=== Task brief ===
Filter the data below for the string "TRENT" and copy each matching line.

=== Information shown ===
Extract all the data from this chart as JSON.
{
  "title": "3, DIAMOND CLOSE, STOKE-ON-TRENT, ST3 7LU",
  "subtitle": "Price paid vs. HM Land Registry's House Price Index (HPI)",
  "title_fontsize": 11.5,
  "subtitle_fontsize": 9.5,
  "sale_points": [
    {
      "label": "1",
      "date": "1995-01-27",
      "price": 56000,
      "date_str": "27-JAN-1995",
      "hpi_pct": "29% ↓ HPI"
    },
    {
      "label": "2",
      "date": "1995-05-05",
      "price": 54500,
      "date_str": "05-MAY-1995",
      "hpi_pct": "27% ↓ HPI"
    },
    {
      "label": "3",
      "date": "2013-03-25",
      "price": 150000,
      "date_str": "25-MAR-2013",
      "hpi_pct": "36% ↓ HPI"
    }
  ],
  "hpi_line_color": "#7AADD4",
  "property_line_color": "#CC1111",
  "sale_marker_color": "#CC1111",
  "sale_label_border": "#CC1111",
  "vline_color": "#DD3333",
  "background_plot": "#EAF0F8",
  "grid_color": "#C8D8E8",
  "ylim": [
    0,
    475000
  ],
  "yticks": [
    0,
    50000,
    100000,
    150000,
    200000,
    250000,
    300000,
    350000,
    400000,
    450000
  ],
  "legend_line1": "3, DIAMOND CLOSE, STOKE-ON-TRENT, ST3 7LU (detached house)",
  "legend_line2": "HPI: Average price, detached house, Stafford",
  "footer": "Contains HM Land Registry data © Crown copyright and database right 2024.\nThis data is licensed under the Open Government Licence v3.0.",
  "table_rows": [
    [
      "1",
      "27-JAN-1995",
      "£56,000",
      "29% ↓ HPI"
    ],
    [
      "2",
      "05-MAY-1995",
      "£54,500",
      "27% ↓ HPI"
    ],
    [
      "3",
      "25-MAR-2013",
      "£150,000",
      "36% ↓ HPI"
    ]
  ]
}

=== Exercise answer ===
  "title": "3, DIAMOND CLOSE, STOKE-ON-TRENT, ST3 7LU",
  "legend_line1": "3, DIAMOND CLOSE, STOKE-ON-TRENT, ST3 7LU (detached house)",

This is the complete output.